Records
# # # #
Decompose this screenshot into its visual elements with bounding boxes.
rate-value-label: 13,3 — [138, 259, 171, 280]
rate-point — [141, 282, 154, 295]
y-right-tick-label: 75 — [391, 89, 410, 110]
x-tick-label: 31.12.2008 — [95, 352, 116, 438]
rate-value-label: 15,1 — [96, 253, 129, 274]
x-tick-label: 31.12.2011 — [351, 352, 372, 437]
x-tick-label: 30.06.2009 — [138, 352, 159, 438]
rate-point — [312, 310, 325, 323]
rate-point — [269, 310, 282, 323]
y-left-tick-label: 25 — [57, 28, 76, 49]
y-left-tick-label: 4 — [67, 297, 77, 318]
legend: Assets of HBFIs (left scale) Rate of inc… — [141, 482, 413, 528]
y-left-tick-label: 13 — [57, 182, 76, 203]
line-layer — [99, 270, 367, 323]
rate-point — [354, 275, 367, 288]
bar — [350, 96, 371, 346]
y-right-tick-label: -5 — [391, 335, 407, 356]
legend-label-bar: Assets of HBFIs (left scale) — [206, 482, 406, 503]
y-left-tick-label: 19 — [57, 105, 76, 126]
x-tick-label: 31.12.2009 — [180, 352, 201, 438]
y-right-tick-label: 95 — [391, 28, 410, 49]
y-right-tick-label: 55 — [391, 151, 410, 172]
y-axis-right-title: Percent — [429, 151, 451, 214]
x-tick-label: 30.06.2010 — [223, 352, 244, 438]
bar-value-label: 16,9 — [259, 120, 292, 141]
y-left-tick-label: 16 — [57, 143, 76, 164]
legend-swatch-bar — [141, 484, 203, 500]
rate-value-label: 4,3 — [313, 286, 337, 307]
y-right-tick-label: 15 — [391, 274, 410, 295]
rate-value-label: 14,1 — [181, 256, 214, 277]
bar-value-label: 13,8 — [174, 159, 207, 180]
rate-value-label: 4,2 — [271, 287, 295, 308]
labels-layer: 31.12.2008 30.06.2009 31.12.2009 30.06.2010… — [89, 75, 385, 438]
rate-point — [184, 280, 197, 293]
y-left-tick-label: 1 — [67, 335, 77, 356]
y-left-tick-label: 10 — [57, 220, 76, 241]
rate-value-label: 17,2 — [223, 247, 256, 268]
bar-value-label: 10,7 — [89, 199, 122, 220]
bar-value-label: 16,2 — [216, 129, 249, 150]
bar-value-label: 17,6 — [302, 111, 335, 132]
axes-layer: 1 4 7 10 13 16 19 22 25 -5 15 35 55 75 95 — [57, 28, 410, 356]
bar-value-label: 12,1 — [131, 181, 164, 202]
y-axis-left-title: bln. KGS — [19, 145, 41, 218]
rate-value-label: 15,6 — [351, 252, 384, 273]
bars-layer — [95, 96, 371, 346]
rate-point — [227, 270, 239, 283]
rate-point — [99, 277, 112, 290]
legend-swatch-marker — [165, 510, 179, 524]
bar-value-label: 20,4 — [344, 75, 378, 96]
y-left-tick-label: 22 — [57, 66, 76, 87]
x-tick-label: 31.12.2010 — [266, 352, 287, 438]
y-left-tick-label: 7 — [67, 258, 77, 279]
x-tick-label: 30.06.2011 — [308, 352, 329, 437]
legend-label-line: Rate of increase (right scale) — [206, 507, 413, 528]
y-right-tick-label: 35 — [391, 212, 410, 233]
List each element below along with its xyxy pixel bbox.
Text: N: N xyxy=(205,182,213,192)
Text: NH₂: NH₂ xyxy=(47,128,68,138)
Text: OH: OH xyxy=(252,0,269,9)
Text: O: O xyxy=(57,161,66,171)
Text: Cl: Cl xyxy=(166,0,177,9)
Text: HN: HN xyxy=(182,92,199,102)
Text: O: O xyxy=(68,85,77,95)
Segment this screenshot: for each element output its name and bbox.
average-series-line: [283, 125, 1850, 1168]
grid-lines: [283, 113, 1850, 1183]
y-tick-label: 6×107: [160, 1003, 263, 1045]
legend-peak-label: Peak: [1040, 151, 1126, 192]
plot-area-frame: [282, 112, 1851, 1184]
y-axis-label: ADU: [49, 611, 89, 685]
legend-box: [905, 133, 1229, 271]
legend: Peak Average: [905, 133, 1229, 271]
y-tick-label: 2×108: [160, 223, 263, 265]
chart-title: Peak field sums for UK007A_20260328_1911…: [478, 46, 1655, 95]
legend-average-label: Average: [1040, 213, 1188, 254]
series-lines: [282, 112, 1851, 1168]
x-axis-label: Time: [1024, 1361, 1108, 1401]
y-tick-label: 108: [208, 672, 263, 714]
# # # #
◆ **WORK INSTRUCTIONS**
Count the lines in the records that contain the string "with", treating case as significant, and give only the number.

◆ **RESULT FOR THIS EXERCISE**
2